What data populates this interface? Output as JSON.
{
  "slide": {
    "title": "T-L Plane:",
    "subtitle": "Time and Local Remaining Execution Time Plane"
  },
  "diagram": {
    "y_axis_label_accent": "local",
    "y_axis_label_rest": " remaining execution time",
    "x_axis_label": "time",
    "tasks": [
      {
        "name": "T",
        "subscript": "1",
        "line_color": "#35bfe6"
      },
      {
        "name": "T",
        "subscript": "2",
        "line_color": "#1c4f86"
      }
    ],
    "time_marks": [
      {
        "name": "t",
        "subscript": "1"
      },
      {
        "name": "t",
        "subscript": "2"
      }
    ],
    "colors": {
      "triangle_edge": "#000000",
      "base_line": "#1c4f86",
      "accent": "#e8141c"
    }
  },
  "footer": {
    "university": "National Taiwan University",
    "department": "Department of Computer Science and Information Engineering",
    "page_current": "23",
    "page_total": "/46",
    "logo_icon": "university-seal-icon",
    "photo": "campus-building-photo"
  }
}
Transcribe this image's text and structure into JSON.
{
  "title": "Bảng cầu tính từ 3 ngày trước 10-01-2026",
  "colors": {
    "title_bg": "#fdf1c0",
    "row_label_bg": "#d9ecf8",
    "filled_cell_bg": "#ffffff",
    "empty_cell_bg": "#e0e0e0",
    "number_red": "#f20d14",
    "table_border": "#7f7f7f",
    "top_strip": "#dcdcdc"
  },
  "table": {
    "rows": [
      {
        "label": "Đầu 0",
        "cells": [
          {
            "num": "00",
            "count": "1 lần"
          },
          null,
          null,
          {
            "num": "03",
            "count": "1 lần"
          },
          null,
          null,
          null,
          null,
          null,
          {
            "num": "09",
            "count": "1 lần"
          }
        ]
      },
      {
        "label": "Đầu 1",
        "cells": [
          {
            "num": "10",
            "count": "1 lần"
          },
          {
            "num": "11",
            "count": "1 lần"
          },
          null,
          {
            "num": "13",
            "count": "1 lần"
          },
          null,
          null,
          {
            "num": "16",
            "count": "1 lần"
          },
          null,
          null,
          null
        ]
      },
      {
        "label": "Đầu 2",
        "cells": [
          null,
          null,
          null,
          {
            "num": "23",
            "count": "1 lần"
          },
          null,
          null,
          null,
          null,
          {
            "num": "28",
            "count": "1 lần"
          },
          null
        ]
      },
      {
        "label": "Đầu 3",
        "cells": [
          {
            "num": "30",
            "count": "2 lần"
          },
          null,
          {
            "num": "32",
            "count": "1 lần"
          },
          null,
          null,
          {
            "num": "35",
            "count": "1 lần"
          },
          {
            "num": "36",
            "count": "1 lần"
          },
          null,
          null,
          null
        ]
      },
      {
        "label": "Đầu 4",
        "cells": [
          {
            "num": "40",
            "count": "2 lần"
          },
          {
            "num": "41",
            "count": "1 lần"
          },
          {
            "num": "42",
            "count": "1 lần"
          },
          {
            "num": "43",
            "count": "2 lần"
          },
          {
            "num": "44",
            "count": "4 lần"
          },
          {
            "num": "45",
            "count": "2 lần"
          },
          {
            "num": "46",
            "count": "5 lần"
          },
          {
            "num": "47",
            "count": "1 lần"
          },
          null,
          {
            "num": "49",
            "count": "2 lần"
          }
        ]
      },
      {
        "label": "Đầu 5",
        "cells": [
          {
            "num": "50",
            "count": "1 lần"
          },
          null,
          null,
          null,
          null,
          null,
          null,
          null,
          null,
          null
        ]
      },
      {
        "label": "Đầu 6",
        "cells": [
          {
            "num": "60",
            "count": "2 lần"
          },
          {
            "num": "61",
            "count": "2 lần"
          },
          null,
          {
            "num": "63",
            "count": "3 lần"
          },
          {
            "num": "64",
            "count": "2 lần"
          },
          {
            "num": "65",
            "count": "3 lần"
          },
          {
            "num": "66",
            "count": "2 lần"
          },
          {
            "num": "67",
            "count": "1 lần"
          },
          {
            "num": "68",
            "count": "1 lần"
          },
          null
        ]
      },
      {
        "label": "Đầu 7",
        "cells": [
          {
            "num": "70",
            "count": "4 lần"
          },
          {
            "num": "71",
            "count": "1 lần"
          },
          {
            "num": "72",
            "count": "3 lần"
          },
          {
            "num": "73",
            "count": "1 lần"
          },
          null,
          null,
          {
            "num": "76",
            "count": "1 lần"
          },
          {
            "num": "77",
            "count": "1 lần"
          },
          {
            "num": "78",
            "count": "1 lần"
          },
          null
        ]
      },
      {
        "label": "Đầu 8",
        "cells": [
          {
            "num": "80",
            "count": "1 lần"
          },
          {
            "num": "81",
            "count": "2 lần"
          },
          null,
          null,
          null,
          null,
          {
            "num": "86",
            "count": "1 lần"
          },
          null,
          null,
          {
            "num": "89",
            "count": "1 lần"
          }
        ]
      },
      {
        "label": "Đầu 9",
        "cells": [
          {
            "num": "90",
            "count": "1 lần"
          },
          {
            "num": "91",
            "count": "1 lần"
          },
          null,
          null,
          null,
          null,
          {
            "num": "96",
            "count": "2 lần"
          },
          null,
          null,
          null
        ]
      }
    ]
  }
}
::::
• _Objective_: Write out every entry above, word for word.

• _Result_:
What data populates this interface? Output as JSON.
{
  "slide": {
    "title": "T-L Plane:",
    "subtitle": "Time and Local Remaining Execution Time Plane"
  },
  "diagram": {
    "y_axis_label_accent": "local",
    "y_axis_label_rest": " remaining execution time",
    "x_axis_label": "time",
    "tasks": [
      {
        "name": "T",
        "subscript": "1",
        "line_color": "#35bfe6"
      },
      {
        "name": "T",
        "subscript": "2",
        "line_color": "#1c4f86"
      }
    ],
    "time_marks": [
      {
        "name": "t",
        "subscript": "1"
      },
      {
        "name": "t",
        "subscript": "2"
      }
    ],
    "colors": {
      "triangle_edge": "#000000",
      "base_line": "#1c4f86",
      "accent": "#e8141c"
    }
  },
  "footer": {
    "university": "National Taiwan University",
    "department": "Department of Computer Science and Information Engineering",
    "page_current": "23",
    "page_total": "/46",
    "logo_icon": "university-seal-icon",
    "photo": "campus-building-photo"
  }
}
Transcribe this image's text and structure into JSON.
{
  "title": "Bảng cầu tính từ 3 ngày trước 10-01-2026",
  "colors": {
    "title_bg": "#fdf1c0",
    "row_label_bg": "#d9ecf8",
    "filled_cell_bg": "#ffffff",
    "empty_cell_bg": "#e0e0e0",
    "number_red": "#f20d14",
    "table_border": "#7f7f7f",
    "top_strip": "#dcdcdc"
  },
  "table": {
    "rows": [
      {
        "label": "Đầu 0",
        "cells": [
          {
            "num": "00",
            "count": "1 lần"
          },
          null,
          null,
          {
            "num": "03",
            "count": "1 lần"
          },
          null,
          null,
          null,
          null,
          null,
          {
            "num": "09",
            "count": "1 lần"
          }
        ]
      },
      {
        "label": "Đầu 1",
        "cells": [
          {
            "num": "10",
            "count": "1 lần"
          },
          {
            "num": "11",
            "count": "1 lần"
          },
          null,
          {
            "num": "13",
            "count": "1 lần"
          },
          null,
          null,
          {
            "num": "16",
            "count": "1 lần"
          },
          null,
          null,
          null
        ]
      },
      {
        "label": "Đầu 2",
        "cells": [
          null,
          null,
          null,
          {
            "num": "23",
            "count": "1 lần"
          },
          null,
          null,
          null,
          null,
          {
            "num": "28",
            "count": "1 lần"
          },
          null
        ]
      },
      {
        "label": "Đầu 3",
        "cells": [
          {
            "num": "30",
            "count": "2 lần"
          },
          null,
          {
            "num": "32",
            "count": "1 lần"
          },
          null,
          null,
          {
            "num": "35",
            "count": "1 lần"
          },
          {
            "num": "36",
            "count": "1 lần"
          },
          null,
          null,
          null
        ]
      },
      {
        "label": "Đầu 4",
        "cells": [
          {
            "num": "40",
            "count": "2 lần"
          },
          {
            "num": "41",
            "count": "1 lần"
          },
          {
            "num": "42",
            "count": "1 lần"
          },
          {
            "num": "43",
            "count": "2 lần"
          },
          {
            "num": "44",
            "count": "4 lần"
          },
          {
            "num": "45",
            "count": "2 lần"
          },
          {
            "num": "46",
            "count": "5 lần"
          },
          {
            "num": "47",
            "count": "1 lần"
          },
          null,
          {
            "num": "49",
            "count": "2 lần"
          }
        ]
      },
      {
        "label": "Đầu 5",
        "cells": [
          {
            "num": "50",
            "count": "1 lần"
          },
          null,
          null,
          null,
          null,
          null,
          null,
          null,
          null,
          null
        ]
      },
      {
        "label": "Đầu 6",
        "cells": [
          {
            "num": "60",
            "count": "2 lần"
          },
          {
            "num": "61",
            "count": "2 lần"
          },
          null,
          {
            "num": "63",
            "count": "3 lần"
          },
          {
            "num": "64",
            "count": "2 lần"
          },
          {
            "num": "65",
            "count": "3 lần"
          },
          {
            "num": "66",
            "count": "2 lần"
          },
          {
            "num": "67",
            "count": "1 lần"
          },
          {
            "num": "68",
            "count": "1 lần"
          },
          null
        ]
      },
      {
        "label": "Đầu 7",
        "cells": [
          {
            "num": "70",
            "count": "4 lần"
          },
          {
            "num": "71",
            "count": "1 lần"
          },
          {
            "num": "72",
            "count": "3 lần"
          },
          {
            "num": "73",
            "count": "1 lần"
          },
          null,
          null,
          {
            "num": "76",
            "count": "1 lần"
          },
          {
            "num": "77",
            "count": "1 lần"
          },
          {
            "num": "78",
            "count": "1 lần"
          },
          null
        ]
      },
      {
        "label": "Đầu 8",
        "cells": [
          {
            "num": "80",
            "count": "1 lần"
          },
          {
            "num": "81",
            "count": "2 lần"
          },
          null,
          null,
          null,
          null,
          {
            "num": "86",
            "count": "1 lần"
          },
          null,
          null,
          {
            "num": "89",
            "count": "1 lần"
          }
        ]
      },
      {
        "label": "Đầu 9",
        "cells": [
          {
            "num": "90",
            "count": "1 lần"
          },
          {
            "num": "91",
            "count": "1 lần"
          },
          null,
          null,
          null,
          null,
          {
            "num": "96",
            "count": "2 lần"
          },
          null,
          null,
          null
        ]
      }
    ]
  }
}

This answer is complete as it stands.